╭─ SUPPLIED PASSAGE

Why write about books? Well, for some of us, books are like lovers. We take them to bed. We cuddle up with them. We press them on our friends. We devour them, savor them — and sometimes throw one against the wall. As my friend Jennifer says, “A book should be lucky to have my attention.”
Ok, so we share a high standard. I think a book should grab you by the throat and not let go until you’ve finished reading. That’s a rare book. But it’s worth looking for…
I started this post thinking I’d write about bad books, about books that should carry a warning sticker. (I have stacks of ‘em.) Blame it on sunshine and spring: I’d rather write about books worth reading, and why, books that take over my life for a few days, or a week.
“The Man in the White Sharkskin Suit†did that to me this past weekend. By Lucette Lagnado, a Wall Street Journal reporter, it tells the story of her family’s rich cultural and domestic life in Cairo during and after World War II, when Egypt changed from a kingdom to a dictatorship. As stateless Jews, they embark on a humbling journey to Paris, and from there to a series of New York apartments where the family’s only furniture, for years, is steel cots. (Harper Perennial, $14.95).
Recommended by my friend Suzanne, a discerning reader, whose mother lent it to her.
Why is this book so compelling? Impending doom, for one: their sunny life in cosmopolitan Cairo is going to change.

╰─

| WORK INSTRUCTIONS |
1. Condense the paragraph of the post about books that begins "Why write about books?" into a short bulleted list that keeps its main facts.
2. Continue the post about books worth reading, starting after its final sentence, which ends "is going to change."

╭─ EXTRACTED RECORDS

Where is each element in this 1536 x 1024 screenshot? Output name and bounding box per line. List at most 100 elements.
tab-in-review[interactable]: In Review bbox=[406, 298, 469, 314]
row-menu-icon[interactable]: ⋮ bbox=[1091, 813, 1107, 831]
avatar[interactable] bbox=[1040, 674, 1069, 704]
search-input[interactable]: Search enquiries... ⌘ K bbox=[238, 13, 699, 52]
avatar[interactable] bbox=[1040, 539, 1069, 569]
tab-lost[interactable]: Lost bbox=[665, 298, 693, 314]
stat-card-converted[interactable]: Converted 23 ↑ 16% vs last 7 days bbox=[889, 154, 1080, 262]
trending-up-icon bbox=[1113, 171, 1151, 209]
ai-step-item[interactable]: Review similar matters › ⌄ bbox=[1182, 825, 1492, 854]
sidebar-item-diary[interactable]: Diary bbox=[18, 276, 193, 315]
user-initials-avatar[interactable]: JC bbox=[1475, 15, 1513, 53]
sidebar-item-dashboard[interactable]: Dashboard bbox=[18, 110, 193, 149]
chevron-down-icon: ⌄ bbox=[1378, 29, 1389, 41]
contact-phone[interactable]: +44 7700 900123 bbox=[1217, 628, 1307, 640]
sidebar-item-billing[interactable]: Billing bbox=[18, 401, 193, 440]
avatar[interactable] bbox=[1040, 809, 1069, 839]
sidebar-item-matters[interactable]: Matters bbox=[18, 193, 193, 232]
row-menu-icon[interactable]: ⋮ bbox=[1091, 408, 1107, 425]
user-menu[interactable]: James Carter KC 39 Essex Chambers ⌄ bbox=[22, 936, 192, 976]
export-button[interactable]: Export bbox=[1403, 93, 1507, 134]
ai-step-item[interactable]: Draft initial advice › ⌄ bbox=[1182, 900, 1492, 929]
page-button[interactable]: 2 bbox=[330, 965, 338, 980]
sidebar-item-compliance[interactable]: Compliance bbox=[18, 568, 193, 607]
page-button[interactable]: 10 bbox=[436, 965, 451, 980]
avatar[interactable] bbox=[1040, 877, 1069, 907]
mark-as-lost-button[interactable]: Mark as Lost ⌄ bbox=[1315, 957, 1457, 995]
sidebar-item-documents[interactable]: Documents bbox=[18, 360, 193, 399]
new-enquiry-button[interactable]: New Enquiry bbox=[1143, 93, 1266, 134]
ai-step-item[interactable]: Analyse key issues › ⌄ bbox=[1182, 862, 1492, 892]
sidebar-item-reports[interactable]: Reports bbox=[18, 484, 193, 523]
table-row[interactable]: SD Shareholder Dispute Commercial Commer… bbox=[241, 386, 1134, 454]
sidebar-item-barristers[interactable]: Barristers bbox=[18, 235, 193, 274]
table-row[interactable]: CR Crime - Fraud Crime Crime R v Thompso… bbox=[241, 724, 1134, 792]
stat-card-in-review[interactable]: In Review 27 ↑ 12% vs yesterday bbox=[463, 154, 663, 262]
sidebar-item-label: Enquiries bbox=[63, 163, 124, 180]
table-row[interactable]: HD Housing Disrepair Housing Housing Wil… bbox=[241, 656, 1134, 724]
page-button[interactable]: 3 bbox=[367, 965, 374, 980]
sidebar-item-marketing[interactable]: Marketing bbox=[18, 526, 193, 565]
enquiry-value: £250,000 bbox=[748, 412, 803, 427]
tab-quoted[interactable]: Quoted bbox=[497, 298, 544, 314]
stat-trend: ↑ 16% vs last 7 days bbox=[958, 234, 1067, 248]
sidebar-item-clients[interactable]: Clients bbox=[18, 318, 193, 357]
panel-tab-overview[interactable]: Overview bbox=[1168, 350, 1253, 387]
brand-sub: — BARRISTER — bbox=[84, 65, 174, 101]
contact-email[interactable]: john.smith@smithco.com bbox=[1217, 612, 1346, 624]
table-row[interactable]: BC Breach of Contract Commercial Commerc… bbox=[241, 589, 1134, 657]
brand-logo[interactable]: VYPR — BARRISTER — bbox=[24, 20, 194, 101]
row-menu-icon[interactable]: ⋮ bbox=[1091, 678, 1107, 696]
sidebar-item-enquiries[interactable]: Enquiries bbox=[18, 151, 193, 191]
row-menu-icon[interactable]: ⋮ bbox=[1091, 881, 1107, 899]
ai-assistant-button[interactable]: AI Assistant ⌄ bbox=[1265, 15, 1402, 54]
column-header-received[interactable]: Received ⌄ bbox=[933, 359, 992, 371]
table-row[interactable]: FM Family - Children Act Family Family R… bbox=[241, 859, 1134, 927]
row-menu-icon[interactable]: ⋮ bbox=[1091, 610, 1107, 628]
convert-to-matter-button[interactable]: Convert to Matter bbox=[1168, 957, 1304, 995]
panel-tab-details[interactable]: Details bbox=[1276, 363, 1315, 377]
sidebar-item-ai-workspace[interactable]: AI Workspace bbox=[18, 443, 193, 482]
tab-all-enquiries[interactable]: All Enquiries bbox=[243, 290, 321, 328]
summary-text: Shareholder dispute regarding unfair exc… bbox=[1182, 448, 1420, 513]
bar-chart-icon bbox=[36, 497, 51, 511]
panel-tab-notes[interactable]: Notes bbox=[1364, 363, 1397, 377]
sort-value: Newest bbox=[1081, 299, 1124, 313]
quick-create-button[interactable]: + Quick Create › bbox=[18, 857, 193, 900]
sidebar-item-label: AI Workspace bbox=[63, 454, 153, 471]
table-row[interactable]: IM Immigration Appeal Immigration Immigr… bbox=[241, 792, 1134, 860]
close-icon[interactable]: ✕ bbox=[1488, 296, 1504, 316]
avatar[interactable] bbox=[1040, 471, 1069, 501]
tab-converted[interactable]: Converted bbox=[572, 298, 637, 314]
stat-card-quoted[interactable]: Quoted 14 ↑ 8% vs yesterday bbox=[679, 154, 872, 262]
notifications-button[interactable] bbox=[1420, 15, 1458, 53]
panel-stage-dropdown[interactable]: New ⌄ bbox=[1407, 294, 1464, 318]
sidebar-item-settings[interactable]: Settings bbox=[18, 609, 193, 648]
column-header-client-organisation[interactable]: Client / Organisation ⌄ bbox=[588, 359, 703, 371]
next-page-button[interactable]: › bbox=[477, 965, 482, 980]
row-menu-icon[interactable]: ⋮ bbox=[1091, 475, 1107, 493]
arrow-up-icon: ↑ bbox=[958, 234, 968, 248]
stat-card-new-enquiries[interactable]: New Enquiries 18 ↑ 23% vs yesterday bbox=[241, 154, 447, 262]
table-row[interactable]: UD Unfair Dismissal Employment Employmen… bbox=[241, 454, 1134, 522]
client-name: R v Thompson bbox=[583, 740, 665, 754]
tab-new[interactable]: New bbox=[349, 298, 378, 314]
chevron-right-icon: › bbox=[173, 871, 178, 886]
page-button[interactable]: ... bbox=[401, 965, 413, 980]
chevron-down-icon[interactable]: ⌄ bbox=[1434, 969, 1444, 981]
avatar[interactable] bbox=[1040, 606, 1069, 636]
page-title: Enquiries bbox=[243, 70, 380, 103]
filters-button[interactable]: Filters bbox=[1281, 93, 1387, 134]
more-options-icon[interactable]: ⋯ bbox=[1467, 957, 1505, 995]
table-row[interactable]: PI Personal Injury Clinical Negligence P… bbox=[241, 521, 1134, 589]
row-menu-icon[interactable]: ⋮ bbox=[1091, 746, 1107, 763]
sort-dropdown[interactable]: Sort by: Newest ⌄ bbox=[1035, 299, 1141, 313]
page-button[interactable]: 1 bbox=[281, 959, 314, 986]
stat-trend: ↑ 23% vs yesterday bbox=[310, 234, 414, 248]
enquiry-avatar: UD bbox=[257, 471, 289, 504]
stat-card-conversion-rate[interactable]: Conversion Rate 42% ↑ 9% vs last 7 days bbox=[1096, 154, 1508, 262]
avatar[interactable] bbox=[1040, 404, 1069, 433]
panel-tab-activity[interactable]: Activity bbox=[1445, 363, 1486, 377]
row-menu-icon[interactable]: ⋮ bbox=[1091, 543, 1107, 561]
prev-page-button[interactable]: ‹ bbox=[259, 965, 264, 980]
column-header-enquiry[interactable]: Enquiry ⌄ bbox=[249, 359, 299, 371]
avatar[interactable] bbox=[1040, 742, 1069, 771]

╰─

| YOUR RESPONSES |
1.
- For some readers, books are like lovers.
- They take books to bed, cuddle up with them and press them on friends.
- They devour and savor books, and sometimes throw one against the wall.
- The writer's friend Jennifer says, "A book should be lucky to have my attention."

2.
The man in the white sharkskin suit is Lagnado’s father, Leon. A handsome boulevardier in Cairo, he’s late to marriage and fatherhood, and not very good at either at the start. He is worldly, generous and loving. He’s also parochial, selfish and bullying. He’s human.
Hobbled by a botched hip surgery, Leon becomes mostly housebound in Cairo, and it is there that he and Loulou, as Lagnado is called, cement their bond. He teaches her Arabic when she can’t pick it up at school, and Hebrew at a time when women are segregated at temple and don’t read the texts.
The only chapters I found wanting lacked Leon.
Women suffer in Cairo. Families discard their daughters; husbands abandon them. Married women don’t work outside the home. One sweet note to their wretched exile: in New York, Lagnado’s older sister can be an unmarried, independent woman.
Lagnado tells the larger story of the Jewish exodus from Egypt under Nasser’s dictatorship, but it’s the small moments she uses — a birthday cake tantrum, and how Leon handles it — that brings the book, and her family, to life. It’s a wonderful read.